| QUESTIONS |
1. Reproduce the passage about composer Ursula Mamlok word for word, from "After the Crystal" to "School of Music.".
2. Answer these questions using the passage about composer Ursula Mamlok:
(a) In what city was Mamlok born?
(b) Which school offered her a full scholarship?
(c) Which Swiss oboist gave the premiere of Five Fantasy Pieces?
3. Extend the passage about composer Ursula Mamlok, picking up right after its final sentence.

| SOURCE DOCUMENT |

On today’s date in 2013, a new work by a 90-year old German-born American composer and teacher named Ursula Mamlok received its premiere performance in Switzerland. Five Fantasy Pieces for oboe and strings was given its premiere by the great Swiss oboist Heinz Holliger and colleagues.
Ursula Mamlok was born in Berlin in 1923 and began composing as a child. Her family was Jewish, and once the Nazis placed school music programs off limits to Jews, her family began holding musicales in their home, with Ursula writing the music.
After the Crystal Night pogrom in 1938, her family left Germany, and, via Ecuador, young Ursula came to America after being offered a full scholarship to study at the Mannes School of Music in New York. She became an American citizen and began teaching most notably the Manhattan School of Music.
The bulk of Mamlok’s music is for small chamber ensembles, and only once she tried to create a purely electronic piece. In a 1996 interview, she confessed, “Unfortunately I have no connection to it... I put it together in the studio at Columbia in New York, but it took too long. I said, ‘I can’t do this.’ I’d rather use the pencil.”

| LISTED ENTRIES |
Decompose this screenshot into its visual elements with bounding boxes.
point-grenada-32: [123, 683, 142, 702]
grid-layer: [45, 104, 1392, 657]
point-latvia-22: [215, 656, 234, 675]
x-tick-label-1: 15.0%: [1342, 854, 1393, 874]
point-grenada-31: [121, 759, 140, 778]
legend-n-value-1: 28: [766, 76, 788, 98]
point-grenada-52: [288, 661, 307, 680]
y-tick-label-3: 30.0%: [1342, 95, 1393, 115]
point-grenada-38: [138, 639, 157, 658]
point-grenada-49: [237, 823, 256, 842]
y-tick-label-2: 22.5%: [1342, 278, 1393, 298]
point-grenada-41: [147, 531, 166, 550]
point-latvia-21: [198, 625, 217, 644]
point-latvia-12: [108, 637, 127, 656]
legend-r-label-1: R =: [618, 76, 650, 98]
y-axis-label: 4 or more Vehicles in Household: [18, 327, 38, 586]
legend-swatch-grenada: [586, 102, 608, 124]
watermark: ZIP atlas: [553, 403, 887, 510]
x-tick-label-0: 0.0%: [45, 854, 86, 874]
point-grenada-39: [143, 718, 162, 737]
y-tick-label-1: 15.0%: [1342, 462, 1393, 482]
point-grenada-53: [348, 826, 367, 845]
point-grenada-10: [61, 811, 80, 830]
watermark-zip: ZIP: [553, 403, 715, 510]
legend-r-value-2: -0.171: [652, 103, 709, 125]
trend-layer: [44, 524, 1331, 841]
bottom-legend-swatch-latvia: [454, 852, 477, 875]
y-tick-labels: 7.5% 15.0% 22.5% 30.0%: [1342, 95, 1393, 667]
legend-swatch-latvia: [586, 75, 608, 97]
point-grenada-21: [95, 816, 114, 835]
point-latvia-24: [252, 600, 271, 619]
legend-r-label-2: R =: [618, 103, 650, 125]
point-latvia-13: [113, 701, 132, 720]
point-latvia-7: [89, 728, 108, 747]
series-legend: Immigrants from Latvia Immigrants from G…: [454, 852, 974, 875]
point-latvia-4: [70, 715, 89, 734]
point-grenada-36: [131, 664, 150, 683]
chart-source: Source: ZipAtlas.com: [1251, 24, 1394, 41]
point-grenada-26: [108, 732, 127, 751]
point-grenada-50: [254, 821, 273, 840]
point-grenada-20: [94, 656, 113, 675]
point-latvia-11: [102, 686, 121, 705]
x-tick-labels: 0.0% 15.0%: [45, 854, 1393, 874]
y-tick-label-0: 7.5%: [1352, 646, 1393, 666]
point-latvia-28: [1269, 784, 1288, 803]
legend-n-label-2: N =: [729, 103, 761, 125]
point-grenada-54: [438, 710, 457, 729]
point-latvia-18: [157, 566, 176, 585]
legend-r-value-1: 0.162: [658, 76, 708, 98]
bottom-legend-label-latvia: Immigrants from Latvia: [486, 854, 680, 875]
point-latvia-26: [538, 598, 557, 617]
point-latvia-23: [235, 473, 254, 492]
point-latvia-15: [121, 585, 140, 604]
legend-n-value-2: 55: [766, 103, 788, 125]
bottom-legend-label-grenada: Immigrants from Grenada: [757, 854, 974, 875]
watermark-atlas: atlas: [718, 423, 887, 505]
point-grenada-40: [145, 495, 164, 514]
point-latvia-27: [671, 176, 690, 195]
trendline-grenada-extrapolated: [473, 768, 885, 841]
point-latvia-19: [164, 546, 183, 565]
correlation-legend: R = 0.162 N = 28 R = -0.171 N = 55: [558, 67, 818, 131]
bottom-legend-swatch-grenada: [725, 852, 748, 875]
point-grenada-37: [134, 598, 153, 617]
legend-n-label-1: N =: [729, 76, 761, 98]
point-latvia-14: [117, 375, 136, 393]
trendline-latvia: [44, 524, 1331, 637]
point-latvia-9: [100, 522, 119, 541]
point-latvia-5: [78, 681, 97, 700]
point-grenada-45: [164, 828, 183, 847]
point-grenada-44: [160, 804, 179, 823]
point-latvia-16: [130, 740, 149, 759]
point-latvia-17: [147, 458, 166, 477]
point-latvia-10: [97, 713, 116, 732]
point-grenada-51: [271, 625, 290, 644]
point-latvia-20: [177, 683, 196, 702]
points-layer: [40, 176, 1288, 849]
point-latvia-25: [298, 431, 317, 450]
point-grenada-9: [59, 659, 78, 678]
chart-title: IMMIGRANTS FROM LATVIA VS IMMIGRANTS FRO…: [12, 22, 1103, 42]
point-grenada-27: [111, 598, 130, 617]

| TASK RESPONSES |
1.
After the Crystal Night pogrom in 1938, her family left Germany, and, via Ecuador, young Ursula came to America after being offered a full scholarship to study at the Mannes School of Music in New York. She became an American citizen and began teaching most notably the Manhattan School of Music.

2.
(a) Berlin
(b) The Mannes School of Music in New York
(c) Heinz Holliger

3.
Music Played in Today's Program
Ursula Mamlok (1923 – 2016) Five Fantasy Pieces (2012/13) Heinz Holliger, ob; Hanna Weinmeister, vn; Jurg Dahler, vla; Daniel Heaflinger, vcl. Bridge 9457
On This Day
1616 - Baptismal date of German composer and organist Johann Jacob Froberger, in Stuttgart;
1935 - American composer Charles Martin Loeffler, age 74, in Medfield, Mass.;
1954 - American composer and insurance executive Charles Ives, age 79, in New York;
2009 - British composer Nicholas Maw, age 73, in Washington, D.C.;
1842 - Donizetti: opera "Linda di Chamounix," in Vienna;
1886 - Saint-Saëns: Symphony No. 3 ("Organ"), in London;
1911 - Ravel: "L'Heure espagnole" (Spanish Hour), in Paris at the Opèra Comique;
1915 - Stravinsky: Three Pieces for string quartet, in Paris;
1932 - Shostakovich: incidental music for Shakespeare's "Hamlet," in Moscow at the Vakhtangov Theater;
1939 - Cowell: "Return" for 3 percussionists and wailer, at the Cornish School in Seattle, by John Cage and his Percussion Group;
1942 - Cage: music for the radio play "The City Wears a Slouch Hat" (text by poet Kenneth Patchen), broadcast in Chicago;
2000 - Robert X. Rodriguez: "The Last Night of Don Juan" for chorus and orchestra, by the San Antonio Symphony and chorus, Wilkins conducting;
2002 - William Bolcom: "Seventh Symphony (A Symphonic Concerto)," at Carnegie Hall in New York, by the Metropolitan Opera Orchestra, James Levine conducting.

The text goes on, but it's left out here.